>> start
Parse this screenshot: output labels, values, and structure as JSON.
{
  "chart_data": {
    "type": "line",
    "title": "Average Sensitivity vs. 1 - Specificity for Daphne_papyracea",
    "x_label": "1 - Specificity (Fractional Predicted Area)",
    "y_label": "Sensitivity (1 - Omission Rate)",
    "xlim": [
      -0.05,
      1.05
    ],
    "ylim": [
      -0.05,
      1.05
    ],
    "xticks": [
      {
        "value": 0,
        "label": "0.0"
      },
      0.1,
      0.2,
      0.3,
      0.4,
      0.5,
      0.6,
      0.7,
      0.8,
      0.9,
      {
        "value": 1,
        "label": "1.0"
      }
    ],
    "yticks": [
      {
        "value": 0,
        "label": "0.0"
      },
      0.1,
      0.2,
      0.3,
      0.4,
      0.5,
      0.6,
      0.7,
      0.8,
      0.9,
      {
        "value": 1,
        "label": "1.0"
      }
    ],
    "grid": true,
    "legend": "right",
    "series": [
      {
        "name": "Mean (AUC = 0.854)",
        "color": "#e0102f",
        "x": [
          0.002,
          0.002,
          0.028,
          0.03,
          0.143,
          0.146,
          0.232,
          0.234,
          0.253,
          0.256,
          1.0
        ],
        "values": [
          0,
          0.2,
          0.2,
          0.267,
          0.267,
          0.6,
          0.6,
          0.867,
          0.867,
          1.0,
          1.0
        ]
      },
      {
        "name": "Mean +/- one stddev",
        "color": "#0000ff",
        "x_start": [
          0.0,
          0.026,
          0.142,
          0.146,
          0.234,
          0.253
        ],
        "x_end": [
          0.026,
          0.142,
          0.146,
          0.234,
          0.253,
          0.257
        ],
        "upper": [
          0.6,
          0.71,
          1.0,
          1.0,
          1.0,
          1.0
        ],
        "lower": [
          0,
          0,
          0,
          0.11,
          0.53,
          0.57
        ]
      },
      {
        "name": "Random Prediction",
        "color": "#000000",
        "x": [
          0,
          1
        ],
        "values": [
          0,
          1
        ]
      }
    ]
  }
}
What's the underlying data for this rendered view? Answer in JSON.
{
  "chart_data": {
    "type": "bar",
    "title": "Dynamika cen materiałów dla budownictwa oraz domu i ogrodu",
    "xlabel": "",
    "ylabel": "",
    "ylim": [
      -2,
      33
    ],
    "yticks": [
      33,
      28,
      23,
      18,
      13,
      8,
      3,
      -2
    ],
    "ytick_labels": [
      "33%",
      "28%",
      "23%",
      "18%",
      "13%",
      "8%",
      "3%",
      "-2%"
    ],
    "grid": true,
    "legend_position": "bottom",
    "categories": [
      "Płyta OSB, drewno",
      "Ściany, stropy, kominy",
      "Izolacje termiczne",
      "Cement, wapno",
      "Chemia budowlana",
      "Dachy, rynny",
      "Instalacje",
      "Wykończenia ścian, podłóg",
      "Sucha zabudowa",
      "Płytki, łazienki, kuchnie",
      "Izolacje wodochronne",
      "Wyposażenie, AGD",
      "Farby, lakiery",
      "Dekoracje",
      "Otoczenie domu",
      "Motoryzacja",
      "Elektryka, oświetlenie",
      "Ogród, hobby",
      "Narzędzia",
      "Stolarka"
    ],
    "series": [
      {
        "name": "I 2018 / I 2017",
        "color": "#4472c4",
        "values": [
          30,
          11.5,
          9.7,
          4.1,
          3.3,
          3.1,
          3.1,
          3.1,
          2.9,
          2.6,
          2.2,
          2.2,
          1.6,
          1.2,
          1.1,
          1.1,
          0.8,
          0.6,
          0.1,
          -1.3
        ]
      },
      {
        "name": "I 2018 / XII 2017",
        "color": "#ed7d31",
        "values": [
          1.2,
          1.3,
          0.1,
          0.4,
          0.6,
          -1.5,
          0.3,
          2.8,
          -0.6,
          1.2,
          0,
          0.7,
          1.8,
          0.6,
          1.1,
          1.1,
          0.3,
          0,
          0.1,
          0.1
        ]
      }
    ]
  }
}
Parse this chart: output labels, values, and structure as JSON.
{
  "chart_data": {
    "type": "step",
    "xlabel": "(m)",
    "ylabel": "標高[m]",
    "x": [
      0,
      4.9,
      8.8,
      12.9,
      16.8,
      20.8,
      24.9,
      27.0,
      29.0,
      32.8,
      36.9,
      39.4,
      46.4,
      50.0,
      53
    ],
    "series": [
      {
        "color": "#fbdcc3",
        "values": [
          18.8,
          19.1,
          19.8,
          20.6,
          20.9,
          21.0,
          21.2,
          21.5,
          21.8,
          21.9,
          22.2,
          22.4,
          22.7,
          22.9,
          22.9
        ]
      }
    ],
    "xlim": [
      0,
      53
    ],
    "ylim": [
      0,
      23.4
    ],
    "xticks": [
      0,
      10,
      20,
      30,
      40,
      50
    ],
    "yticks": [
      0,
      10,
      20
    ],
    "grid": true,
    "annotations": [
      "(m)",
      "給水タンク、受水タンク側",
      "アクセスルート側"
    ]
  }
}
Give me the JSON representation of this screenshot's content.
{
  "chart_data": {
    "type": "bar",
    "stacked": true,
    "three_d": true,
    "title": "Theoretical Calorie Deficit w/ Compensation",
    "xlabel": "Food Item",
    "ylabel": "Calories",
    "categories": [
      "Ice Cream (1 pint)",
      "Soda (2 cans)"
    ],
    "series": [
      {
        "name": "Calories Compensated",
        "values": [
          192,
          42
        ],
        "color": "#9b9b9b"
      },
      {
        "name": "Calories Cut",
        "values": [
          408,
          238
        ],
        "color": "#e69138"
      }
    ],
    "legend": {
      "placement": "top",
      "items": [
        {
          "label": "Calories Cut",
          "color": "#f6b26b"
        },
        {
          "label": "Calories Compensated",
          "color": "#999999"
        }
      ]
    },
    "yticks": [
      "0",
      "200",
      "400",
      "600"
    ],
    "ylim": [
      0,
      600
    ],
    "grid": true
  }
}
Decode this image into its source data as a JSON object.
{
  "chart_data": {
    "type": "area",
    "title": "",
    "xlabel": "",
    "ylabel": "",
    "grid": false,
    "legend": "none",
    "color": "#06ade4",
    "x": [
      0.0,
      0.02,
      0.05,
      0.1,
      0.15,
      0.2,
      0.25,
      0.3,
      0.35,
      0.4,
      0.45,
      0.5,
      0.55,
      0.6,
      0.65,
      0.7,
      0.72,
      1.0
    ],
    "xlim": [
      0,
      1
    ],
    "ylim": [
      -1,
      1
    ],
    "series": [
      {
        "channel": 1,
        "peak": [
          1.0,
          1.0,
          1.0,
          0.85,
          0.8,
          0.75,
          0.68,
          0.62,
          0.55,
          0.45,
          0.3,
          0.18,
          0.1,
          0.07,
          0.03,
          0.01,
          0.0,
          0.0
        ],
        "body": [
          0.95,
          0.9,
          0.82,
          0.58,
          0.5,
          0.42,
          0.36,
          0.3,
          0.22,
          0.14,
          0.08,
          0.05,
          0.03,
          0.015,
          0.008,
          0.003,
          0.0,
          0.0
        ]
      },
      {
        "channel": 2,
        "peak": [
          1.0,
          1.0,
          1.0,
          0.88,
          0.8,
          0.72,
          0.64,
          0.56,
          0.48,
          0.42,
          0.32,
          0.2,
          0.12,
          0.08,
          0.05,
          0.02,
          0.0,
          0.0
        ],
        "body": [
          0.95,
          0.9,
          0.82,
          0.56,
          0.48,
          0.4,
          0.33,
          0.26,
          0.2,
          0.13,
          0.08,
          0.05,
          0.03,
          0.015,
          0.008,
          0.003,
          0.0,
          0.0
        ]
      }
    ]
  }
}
>> end
## EXERCISE BRIEF
Show all lines in the entries above where the word "Sensitivity" appears.

## EXERCISE RESPONSE
    "title": "Average Sensitivity vs. 1 - Specificity for Daphne_papyracea",
    "y_label": "Sensitivity (1 - Omission Rate)",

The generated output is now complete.